* _WHAT YOU WILL DO_
Filter the entries that follow, copying every line in which the word "icon" appears.

* BEGIN *

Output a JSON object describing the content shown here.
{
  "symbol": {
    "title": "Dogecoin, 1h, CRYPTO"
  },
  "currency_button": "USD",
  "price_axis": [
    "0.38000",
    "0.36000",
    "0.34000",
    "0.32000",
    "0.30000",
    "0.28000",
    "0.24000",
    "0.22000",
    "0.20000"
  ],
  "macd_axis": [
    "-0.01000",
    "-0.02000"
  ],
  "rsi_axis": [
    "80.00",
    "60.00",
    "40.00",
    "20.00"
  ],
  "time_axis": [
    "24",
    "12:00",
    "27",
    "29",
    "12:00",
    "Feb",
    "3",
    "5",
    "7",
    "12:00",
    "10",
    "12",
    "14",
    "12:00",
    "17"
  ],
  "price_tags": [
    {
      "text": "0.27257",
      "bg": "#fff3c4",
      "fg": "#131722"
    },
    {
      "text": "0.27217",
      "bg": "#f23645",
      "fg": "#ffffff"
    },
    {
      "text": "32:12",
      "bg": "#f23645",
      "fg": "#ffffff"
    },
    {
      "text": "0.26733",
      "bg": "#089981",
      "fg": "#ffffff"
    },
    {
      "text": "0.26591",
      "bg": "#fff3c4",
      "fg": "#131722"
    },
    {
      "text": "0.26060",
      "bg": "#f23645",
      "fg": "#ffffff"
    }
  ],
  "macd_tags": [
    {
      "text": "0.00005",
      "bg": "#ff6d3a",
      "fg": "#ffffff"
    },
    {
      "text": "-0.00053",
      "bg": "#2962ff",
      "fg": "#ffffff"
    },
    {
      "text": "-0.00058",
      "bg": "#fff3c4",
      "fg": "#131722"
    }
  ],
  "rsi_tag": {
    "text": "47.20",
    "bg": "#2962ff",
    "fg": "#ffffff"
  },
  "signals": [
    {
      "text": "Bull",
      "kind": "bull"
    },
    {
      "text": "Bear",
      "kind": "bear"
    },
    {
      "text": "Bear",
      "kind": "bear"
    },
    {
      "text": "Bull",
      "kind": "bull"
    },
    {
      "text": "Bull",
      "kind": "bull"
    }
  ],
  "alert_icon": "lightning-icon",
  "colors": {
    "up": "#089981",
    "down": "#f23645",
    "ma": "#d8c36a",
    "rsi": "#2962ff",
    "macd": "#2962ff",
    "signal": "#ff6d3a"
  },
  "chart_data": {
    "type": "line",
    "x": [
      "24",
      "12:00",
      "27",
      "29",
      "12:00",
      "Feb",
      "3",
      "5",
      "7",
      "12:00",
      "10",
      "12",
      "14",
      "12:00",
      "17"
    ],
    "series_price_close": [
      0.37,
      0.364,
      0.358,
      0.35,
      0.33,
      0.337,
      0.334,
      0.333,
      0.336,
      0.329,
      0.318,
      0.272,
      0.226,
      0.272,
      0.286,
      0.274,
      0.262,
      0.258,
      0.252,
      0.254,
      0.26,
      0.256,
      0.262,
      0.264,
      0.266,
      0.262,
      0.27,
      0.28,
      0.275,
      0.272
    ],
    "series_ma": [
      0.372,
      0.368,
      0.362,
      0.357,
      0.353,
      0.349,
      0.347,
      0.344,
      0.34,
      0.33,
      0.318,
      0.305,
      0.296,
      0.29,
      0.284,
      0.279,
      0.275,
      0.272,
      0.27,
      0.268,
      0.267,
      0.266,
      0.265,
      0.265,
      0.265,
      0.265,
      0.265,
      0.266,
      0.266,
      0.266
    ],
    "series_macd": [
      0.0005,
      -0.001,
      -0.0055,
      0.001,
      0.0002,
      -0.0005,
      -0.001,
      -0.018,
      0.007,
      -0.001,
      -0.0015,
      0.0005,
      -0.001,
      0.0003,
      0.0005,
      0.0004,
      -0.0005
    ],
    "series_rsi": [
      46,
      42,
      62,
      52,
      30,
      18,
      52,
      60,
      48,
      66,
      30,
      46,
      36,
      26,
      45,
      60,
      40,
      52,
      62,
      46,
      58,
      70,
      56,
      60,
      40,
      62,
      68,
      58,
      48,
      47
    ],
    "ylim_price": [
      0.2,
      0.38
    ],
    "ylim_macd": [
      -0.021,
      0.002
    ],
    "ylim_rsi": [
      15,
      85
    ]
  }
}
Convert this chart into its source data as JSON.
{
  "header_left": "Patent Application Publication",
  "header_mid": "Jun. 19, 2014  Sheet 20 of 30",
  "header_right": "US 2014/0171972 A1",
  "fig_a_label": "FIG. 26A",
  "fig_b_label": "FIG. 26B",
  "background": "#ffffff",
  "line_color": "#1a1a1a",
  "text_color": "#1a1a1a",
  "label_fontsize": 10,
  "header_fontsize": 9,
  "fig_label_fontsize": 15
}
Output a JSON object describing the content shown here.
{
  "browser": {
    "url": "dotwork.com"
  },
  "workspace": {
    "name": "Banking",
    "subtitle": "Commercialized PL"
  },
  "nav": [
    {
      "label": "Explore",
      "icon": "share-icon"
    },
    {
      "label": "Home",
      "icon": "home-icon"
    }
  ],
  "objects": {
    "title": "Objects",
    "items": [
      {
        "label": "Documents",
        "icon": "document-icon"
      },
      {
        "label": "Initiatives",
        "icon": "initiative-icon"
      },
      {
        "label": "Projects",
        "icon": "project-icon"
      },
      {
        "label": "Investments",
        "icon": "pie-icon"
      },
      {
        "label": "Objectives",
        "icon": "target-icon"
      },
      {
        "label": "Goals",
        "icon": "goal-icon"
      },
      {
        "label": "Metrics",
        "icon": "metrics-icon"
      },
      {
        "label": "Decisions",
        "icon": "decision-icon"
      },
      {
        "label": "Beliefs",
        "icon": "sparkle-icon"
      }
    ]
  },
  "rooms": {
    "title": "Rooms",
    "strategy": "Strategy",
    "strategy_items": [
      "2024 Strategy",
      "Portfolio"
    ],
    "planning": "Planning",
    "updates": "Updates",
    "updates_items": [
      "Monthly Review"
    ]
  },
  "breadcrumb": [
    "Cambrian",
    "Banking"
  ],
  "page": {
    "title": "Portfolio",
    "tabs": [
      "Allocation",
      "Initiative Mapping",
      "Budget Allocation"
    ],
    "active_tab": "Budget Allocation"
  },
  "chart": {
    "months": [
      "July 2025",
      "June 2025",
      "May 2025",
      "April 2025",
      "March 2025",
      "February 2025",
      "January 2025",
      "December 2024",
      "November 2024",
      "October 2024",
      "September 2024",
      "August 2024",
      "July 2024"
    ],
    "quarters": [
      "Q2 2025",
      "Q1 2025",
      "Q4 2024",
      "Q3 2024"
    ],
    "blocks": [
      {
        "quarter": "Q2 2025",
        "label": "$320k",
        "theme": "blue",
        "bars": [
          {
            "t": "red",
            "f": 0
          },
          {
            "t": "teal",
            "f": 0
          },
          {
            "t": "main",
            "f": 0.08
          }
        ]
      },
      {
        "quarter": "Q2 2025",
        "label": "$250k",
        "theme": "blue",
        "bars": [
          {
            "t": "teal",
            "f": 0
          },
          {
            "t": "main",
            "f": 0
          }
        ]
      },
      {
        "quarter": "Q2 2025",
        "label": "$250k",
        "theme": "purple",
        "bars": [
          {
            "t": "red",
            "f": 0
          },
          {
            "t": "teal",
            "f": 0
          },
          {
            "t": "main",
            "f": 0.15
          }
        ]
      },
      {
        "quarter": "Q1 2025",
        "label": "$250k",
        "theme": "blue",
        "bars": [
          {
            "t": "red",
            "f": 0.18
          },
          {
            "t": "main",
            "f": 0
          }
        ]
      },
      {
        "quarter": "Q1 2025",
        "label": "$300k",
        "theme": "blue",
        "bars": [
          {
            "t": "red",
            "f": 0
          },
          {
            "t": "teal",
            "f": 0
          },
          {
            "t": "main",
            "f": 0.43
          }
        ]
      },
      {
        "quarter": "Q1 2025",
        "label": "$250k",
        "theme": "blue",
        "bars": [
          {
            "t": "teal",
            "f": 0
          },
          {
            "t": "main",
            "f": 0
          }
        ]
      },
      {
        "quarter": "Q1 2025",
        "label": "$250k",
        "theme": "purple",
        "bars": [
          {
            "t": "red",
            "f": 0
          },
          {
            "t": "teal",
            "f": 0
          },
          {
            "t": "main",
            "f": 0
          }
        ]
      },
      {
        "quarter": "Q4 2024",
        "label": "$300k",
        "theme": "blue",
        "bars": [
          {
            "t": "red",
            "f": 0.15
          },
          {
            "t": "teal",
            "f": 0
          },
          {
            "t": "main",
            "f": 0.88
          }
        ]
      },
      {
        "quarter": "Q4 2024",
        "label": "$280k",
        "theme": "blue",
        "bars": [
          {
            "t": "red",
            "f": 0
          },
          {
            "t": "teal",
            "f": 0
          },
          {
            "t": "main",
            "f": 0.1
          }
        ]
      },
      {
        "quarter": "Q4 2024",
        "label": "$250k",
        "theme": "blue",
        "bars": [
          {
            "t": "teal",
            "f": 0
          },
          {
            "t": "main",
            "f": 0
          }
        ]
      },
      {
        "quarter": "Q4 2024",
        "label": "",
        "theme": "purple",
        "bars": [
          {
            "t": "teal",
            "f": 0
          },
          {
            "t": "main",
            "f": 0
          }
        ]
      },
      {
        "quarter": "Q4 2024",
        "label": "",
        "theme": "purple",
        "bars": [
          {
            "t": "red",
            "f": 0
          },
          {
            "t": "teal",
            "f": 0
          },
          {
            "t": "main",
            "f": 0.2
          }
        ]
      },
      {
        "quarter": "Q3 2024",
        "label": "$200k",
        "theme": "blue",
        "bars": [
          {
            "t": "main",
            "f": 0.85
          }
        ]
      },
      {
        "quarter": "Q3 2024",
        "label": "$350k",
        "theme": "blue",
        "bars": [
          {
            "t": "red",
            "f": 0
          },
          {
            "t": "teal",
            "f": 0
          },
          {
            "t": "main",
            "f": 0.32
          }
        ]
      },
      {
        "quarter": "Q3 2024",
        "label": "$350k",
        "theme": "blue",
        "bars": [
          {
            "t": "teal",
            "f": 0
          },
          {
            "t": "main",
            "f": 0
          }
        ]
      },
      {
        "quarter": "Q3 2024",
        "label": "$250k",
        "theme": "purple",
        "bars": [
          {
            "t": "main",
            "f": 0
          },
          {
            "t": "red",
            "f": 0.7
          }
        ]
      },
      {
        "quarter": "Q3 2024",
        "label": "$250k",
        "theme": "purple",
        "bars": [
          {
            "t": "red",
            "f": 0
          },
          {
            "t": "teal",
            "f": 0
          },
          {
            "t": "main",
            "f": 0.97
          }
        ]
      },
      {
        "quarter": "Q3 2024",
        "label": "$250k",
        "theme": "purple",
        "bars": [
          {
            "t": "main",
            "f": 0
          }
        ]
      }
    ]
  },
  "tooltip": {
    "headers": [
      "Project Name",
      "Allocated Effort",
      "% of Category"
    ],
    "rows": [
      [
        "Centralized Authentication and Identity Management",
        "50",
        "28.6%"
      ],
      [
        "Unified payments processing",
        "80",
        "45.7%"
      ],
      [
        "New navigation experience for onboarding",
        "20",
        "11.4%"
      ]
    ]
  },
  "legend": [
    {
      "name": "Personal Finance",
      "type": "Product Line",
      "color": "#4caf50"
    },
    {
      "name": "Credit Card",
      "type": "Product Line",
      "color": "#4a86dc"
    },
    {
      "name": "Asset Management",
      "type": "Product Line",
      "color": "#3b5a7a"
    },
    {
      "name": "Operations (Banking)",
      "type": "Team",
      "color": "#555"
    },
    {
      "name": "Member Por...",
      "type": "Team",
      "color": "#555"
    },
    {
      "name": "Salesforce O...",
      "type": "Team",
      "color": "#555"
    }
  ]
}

* END *

* _RESULT FOR THIS TASK_
  "alert_icon": "lightning-icon",
      "icon": "share-icon"
      "icon": "home-icon"
        "icon": "document-icon"
        "icon": "initiative-icon"
        "icon": "project-icon"
        "icon": "pie-icon"
        "icon": "target-icon"
        "icon": "goal-icon"
        "icon": "metrics-icon"
        "icon": "decision-icon"
        "icon": "sparkle-icon"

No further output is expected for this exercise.